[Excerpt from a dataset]
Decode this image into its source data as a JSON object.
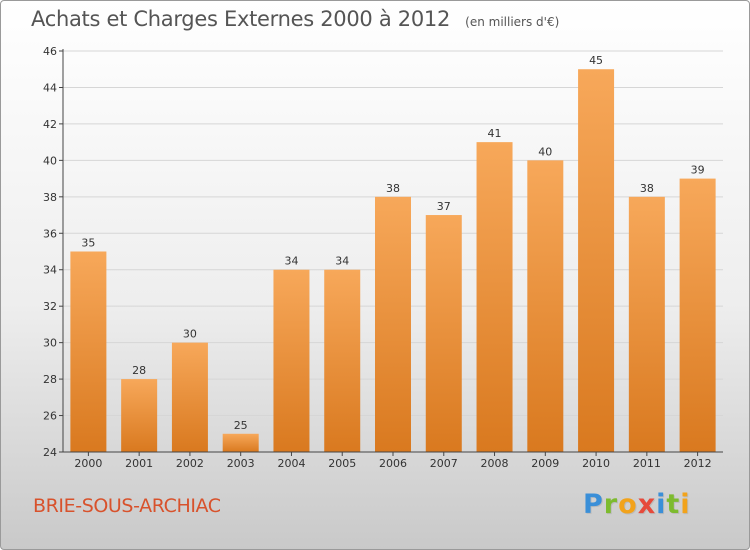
{
  "title": "Achats et Charges Externes 2000 à 2012",
  "subtitle": "(en milliers d'€)",
  "commune": "BRIE-SOUS-ARCHIAC",
  "brand": {
    "text": "Proxiti",
    "letter_colors": [
      "#3a8fd8",
      "#7dbb2e",
      "#f2a31b",
      "#e64a3b",
      "#3a8fd8",
      "#7dbb2e",
      "#f2a31b"
    ]
  },
  "colors": {
    "bar_top": "#f7a85a",
    "bar_bottom": "#d9791f",
    "axis": "#444444",
    "grid": "#d6d6d6",
    "commune": "#d8522c"
  },
  "chart_data": {
    "type": "bar",
    "categories": [
      "2000",
      "2001",
      "2002",
      "2003",
      "2004",
      "2005",
      "2006",
      "2007",
      "2008",
      "2009",
      "2010",
      "2011",
      "2012"
    ],
    "values": [
      35,
      28,
      30,
      25,
      34,
      34,
      38,
      37,
      41,
      40,
      45,
      38,
      39
    ],
    "value_labels": [
      "35",
      "28",
      "30",
      "25",
      "34",
      "34",
      "38",
      "37",
      "41",
      "40",
      "45",
      "38",
      "39"
    ],
    "ylim": [
      24,
      46
    ],
    "yticks": [
      24,
      26,
      28,
      30,
      32,
      34,
      36,
      38,
      40,
      42,
      44,
      46
    ],
    "ytick_labels": [
      "24",
      "26",
      "28",
      "30",
      "32",
      "34",
      "36",
      "38",
      "40",
      "42",
      "44",
      "46"
    ],
    "grid": true,
    "xlabel": "",
    "ylabel": ""
  }
}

### [TASK DETAILS]
Copy the listing in full and without alteration, omitting every picture.

### [PROBLEM SOLUTION]
Decode this image into its source data as a JSON object.
{
  "title": "Achats et Charges Externes 2000 à 2012",
  "subtitle": "(en milliers d'€)",
  "commune": "BRIE-SOUS-ARCHIAC",
  "brand": {
    "text": "Proxiti",
    "letter_colors": [
      "#3a8fd8",
      "#7dbb2e",
      "#f2a31b",
      "#e64a3b",
      "#3a8fd8",
      "#7dbb2e",
      "#f2a31b"
    ]
  },
  "colors": {
    "bar_top": "#f7a85a",
    "bar_bottom": "#d9791f",
    "axis": "#444444",
    "grid": "#d6d6d6",
    "commune": "#d8522c"
  },
  "chart_data": {
    "type": "bar",
    "categories": [
      "2000",
      "2001",
      "2002",
      "2003",
      "2004",
      "2005",
      "2006",
      "2007",
      "2008",
      "2009",
      "2010",
      "2011",
      "2012"
    ],
    "values": [
      35,
      28,
      30,
      25,
      34,
      34,
      38,
      37,
      41,
      40,
      45,
      38,
      39
    ],
    "value_labels": [
      "35",
      "28",
      "30",
      "25",
      "34",
      "34",
      "38",
      "37",
      "41",
      "40",
      "45",
      "38",
      "39"
    ],
    "ylim": [
      24,
      46
    ],
    "yticks": [
      24,
      26,
      28,
      30,
      32,
      34,
      36,
      38,
      40,
      42,
      44,
      46
    ],
    "ytick_labels": [
      "24",
      "26",
      "28",
      "30",
      "32",
      "34",
      "36",
      "38",
      "40",
      "42",
      "44",
      "46"
    ],
    "grid": true,
    "xlabel": "",
    "ylabel": ""
  }
}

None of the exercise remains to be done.